§ Excerpted passage
........
In AR(2), for example, from \(\rho_1 = \frac{\phi_1}{1-\phi_2}\) it is clear that if \(\phi_2 < 1\): \(\phi_1 + \phi_2 < 1\) and \(\phi_2 - \phi_1 < 1\)
In general it can be shown that for AR(p) to be stationary the characteristic equation \(1-\phi_1x-\phi_2x^2- \dots -\phi_px^p = 0\) needs \(p\) roots above 1 in absolute value.
For AR(1): \(1-\phi x = 0 \rightarrow |1/\phi| > 1 \rightarrow |\phi| < 1\)
For AR(2): \(1-\phi_1x-\phi_2x^2 = 0 \rightarrow \left|\frac{\phi_1 \pm \sqrt{\phi_1^2 + 4\phi_2}}{-2\phi_2}\right| > 1 \rightarrow \phi_1 + \phi_2 < 1, \phi_2 - \phi_1 < 1, |\phi_2| < 1\)
In general, the roots must lie outside the unit circle in the complex plane, hence we have unit-roots tests, to test for stationarity:
Augmented Dickey-Fuller Test
data: y_pos
Dickey-Fuller = -7.8867, Lag order = 0, p-value = 0.01
alternative hypothesis: stationary
kpss_stat kpss_pvalue
0.1039691 0.1000000
See also unitroot_ndiffs()
in fable
for determining how many diffs are needed for stationarity.
An observation \(Y_t\) is a linear combination of past \(q\) most recent errors:
\[ Y_t = \mu + e_t + \theta_1 e_{t-1} + \theta_2 e_{t-2} + \dots + \theta_q e_{t-q} \] where \(e_t\) is an “innovation” term as before.
Let the process mean \(\mu\) be subtracted:
\[ Y_t = e_t + \theta e_{t-1} \]
\(E(Y_t) = E(e_t) + \theta E(e_{t-1}) = 0\)
\(\gamma_0 = Var(Y_t) = Var(e_t) + \theta^2Var(e_{t-1}) = (1+\theta^2)\sigma^2\)
\(\gamma_1 = Cov(Y_t, Y_{t-1}) = Cov(e_t + \theta e_{t-1}, e_{t-1} + \theta e_{t-2}) = \theta\sigma^2\)
\(\rho_1 = \frac{\gamma_1}{\gamma_0} = \frac{\theta}{1+\theta^2}\)
What would be \(\gamma_k, \rho_k\) for \(k > 1\)? How would the ACF look like?
Is MA(1) (weakly) stationary?
set.seed(1)
n <- 500
y_pos <- arima.sim(list(order = c(0,0,1), ma = 0.7), n = n)
y_neg <- arima.sim(list(order = c(0,0,1), ma = -0.7), n = n)
acf_df_pos <- make_acf_df(y_pos)
acf_df_neg <- make_acf_df(y_neg)
acf_df_pos$phi <- "theta == 0.7"
acf_df_neg$phi <- "theta == -0.7"
acf_df <- bind_rows(acf_df_pos, acf_df_neg)
........
§ Dataset excerpt
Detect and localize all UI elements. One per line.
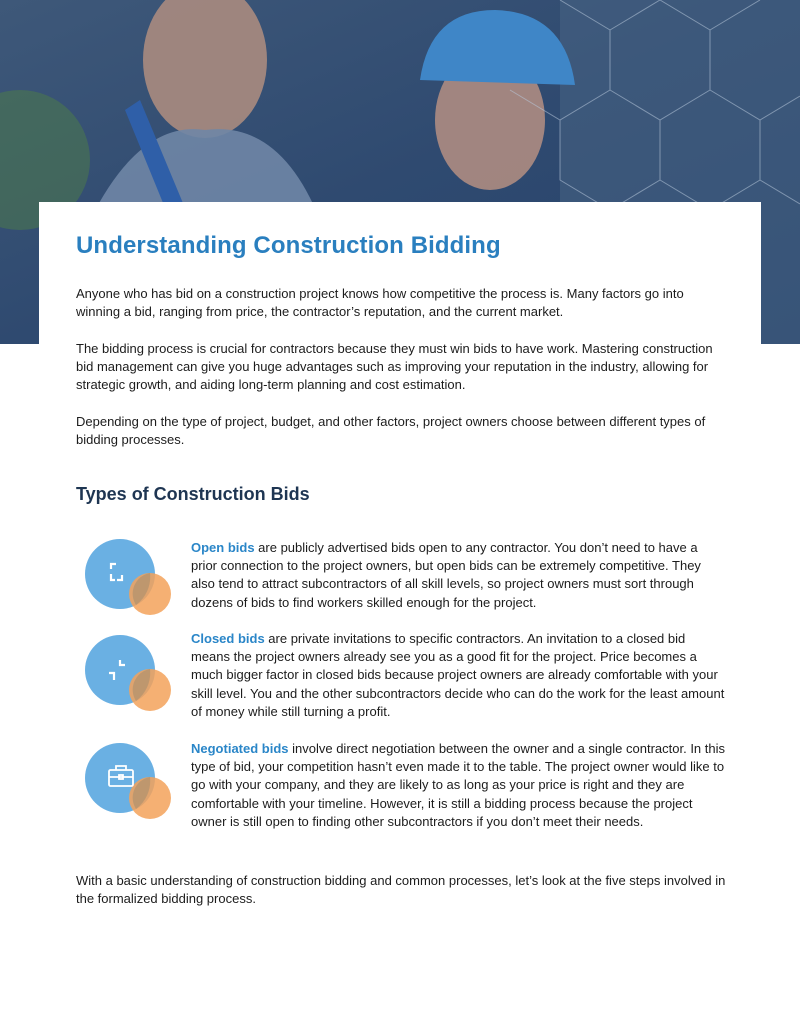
........
§ What to do
[A] Please write out the stretch of the time-series excerpt above from "Is MA(1) (weakly)" through "ma = -0.7), n = n)".
[B] Translate this sentence from the time-series excerpt into Spanish: "In general, the roots must lie outside the unit circle in the complex plane, hence we have unit-roots tests, to test for stationarity:"

§ Solutions to the tasks
[A]
Is MA(1) (weakly) stationary?
set.seed(1)
n <- 500
y_pos <- arima.sim(list(order = c(0,0,1), ma = 0.7), n = n)
y_neg <- arima.sim(list(order = c(0,0,1), ma = -0.7), n = n)

[B] En general, las raíces deben estar fuera del círculo unitario en el plano complejo, de ahí que tengamos pruebas de raíces unitarias, para contrastar la estacionariedad: